Extracts from a graphics dataset
------------------------------------------------------------
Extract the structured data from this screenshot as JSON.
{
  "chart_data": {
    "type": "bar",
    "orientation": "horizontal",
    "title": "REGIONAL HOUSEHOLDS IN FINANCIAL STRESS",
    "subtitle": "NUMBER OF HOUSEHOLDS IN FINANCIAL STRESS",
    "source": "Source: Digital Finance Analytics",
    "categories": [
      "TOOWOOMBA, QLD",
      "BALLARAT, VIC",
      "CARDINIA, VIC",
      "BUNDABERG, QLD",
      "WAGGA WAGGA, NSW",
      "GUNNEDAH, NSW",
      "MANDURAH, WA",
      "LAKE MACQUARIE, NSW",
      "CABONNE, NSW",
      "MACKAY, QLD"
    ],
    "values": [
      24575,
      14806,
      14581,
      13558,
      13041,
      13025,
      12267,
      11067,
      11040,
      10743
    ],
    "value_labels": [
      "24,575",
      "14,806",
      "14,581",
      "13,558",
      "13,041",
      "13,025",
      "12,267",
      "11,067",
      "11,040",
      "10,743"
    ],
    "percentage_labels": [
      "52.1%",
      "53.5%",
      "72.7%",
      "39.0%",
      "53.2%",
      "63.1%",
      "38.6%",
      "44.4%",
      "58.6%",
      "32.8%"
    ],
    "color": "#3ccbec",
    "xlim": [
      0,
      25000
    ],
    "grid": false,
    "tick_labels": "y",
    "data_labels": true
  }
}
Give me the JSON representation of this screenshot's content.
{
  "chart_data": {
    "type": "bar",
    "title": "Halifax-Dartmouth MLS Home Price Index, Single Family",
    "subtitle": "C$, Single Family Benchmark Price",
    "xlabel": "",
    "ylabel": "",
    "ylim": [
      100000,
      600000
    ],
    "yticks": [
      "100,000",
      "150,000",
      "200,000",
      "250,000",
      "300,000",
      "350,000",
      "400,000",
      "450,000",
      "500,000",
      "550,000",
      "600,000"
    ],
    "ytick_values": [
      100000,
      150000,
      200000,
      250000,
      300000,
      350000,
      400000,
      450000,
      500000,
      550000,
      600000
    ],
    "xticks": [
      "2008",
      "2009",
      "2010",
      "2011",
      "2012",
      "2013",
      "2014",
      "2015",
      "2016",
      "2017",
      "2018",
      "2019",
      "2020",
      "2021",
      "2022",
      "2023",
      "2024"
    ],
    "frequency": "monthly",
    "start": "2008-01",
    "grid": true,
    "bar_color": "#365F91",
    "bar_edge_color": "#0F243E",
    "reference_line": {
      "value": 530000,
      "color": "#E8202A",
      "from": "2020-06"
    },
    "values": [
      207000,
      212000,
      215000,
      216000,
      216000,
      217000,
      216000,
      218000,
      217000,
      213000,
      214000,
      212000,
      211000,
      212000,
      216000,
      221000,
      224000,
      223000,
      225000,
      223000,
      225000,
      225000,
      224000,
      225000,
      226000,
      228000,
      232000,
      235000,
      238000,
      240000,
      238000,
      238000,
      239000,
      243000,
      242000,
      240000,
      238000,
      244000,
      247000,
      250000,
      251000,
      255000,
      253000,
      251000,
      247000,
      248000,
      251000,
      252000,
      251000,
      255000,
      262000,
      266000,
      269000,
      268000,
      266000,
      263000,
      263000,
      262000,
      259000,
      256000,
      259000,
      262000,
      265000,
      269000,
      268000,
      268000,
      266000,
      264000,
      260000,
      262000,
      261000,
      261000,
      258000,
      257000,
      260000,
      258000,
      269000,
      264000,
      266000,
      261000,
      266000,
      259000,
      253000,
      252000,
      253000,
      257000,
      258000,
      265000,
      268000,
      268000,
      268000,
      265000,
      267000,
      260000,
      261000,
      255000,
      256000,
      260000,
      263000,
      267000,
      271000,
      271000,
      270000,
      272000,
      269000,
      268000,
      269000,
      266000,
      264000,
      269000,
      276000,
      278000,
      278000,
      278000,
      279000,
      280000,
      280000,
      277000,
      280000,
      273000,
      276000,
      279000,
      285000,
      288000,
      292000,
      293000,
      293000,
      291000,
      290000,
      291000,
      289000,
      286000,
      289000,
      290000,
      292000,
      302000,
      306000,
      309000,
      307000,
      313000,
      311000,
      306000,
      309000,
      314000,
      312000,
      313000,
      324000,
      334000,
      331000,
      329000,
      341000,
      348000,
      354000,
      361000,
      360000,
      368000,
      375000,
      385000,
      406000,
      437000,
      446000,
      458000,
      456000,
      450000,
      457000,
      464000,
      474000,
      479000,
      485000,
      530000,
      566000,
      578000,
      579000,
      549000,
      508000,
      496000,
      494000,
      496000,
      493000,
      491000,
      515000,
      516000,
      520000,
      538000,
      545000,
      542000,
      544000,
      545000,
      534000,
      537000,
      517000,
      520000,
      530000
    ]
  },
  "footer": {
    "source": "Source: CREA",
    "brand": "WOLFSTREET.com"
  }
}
------------------------------------------------------------
## [Aim]
Copy the records above exactly as they appear.

## [Response]
Extract the structured data from this screenshot as JSON.
{
  "chart_data": {
    "type": "bar",
    "orientation": "horizontal",
    "title": "REGIONAL HOUSEHOLDS IN FINANCIAL STRESS",
    "subtitle": "NUMBER OF HOUSEHOLDS IN FINANCIAL STRESS",
    "source": "Source: Digital Finance Analytics",
    "categories": [
      "TOOWOOMBA, QLD",
      "BALLARAT, VIC",
      "CARDINIA, VIC",
      "BUNDABERG, QLD",
      "WAGGA WAGGA, NSW",
      "GUNNEDAH, NSW",
      "MANDURAH, WA",
      "LAKE MACQUARIE, NSW",
      "CABONNE, NSW",
      "MACKAY, QLD"
    ],
    "values": [
      24575,
      14806,
      14581,
      13558,
      13041,
      13025,
      12267,
      11067,
      11040,
      10743
    ],
    "value_labels": [
      "24,575",
      "14,806",
      "14,581",
      "13,558",
      "13,041",
      "13,025",
      "12,267",
      "11,067",
      "11,040",
      "10,743"
    ],
    "percentage_labels": [
      "52.1%",
      "53.5%",
      "72.7%",
      "39.0%",
      "53.2%",
      "63.1%",
      "38.6%",
      "44.4%",
      "58.6%",
      "32.8%"
    ],
    "color": "#3ccbec",
    "xlim": [
      0,
      25000
    ],
    "grid": false,
    "tick_labels": "y",
    "data_labels": true
  }
}
Give me the JSON representation of this screenshot's content.
{
  "chart_data": {
    "type": "bar",
    "title": "Halifax-Dartmouth MLS Home Price Index, Single Family",
    "subtitle": "C$, Single Family Benchmark Price",
    "xlabel": "",
    "ylabel": "",
    "ylim": [
      100000,
      600000
    ],
    "yticks": [
      "100,000",
      "150,000",
      "200,000",
      "250,000",
      "300,000",
      "350,000",
      "400,000",
      "450,000",
      "500,000",
      "550,000",
      "600,000"
    ],
    "ytick_values": [
      100000,
      150000,
      200000,
      250000,
      300000,
      350000,
      400000,
      450000,
      500000,
      550000,
      600000
    ],
    "xticks": [
      "2008",
      "2009",
      "2010",
      "2011",
      "2012",
      "2013",
      "2014",
      "2015",
      "2016",
      "2017",
      "2018",
      "2019",
      "2020",
      "2021",
      "2022",
      "2023",
      "2024"
    ],
    "frequency": "monthly",
    "start": "2008-01",
    "grid": true,
    "bar_color": "#365F91",
    "bar_edge_color": "#0F243E",
    "reference_line": {
      "value": 530000,
      "color": "#E8202A",
      "from": "2020-06"
    },
    "values": [
      207000,
      212000,
      215000,
      216000,
      216000,
      217000,
      216000,
      218000,
      217000,
      213000,
      214000,
      212000,
      211000,
      212000,
      216000,
      221000,
      224000,
      223000,
      225000,
      223000,
      225000,
      225000,
      224000,
      225000,
      226000,
      228000,
      232000,
      235000,
      238000,
      240000,
      238000,
      238000,
      239000,
      243000,
      242000,
      240000,
      238000,
      244000,
      247000,
      250000,
      251000,
      255000,
      253000,
      251000,
      247000,
      248000,
      251000,
      252000,
      251000,
      255000,
      262000,
      266000,
      269000,
      268000,
      266000,
      263000,
      263000,
      262000,
      259000,
      256000,
      259000,
      262000,
      265000,
      269000,
      268000,
      268000,
      266000,
      264000,
      260000,
      262000,
      261000,
      261000,
      258000,
      257000,
      260000,
      258000,
      269000,
      264000,
      266000,
      261000,
      266000,
      259000,
      253000,
      252000,
      253000,
      257000,
      258000,
      265000,
      268000,
      268000,
      268000,
      265000,
      267000,
      260000,
      261000,
      255000,
      256000,
      260000,
      263000,
      267000,
      271000,
      271000,
      270000,
      272000,
      269000,
      268000,
      269000,
      266000,
      264000,
      269000,
      276000,
      278000,
      278000,
      278000,
      279000,
      280000,
      280000,
      277000,
      280000,
      273000,
      276000,
      279000,
      285000,
      288000,
      292000,
      293000,
      293000,
      291000,
      290000,
      291000,
      289000,
      286000,
      289000,
      290000,
      292000,
      302000,
      306000,
      309000,
      307000,
      313000,
      311000,
      306000,
      309000,
      314000,
      312000,
      313000,
      324000,
      334000,
      331000,
      329000,
      341000,
      348000,
      354000,
      361000,
      360000,
      368000,
      375000,
      385000,
      406000,
      437000,
      446000,
      458000,
      456000,
      450000,
      457000,
      464000,
      474000,
      479000,
      485000,
      530000,
      566000,
      578000,
      579000,
      549000,
      508000,
      496000,
      494000,
      496000,
      493000,
      491000,
      515000,
      516000,
      520000,
      538000,
      545000,
      542000,
      544000,
      545000,
      534000,
      537000,
      517000,
      520000,
      530000
    ]
  },
  "footer": {
    "source": "Source: CREA",
    "brand": "WOLFSTREET.com"
  }
}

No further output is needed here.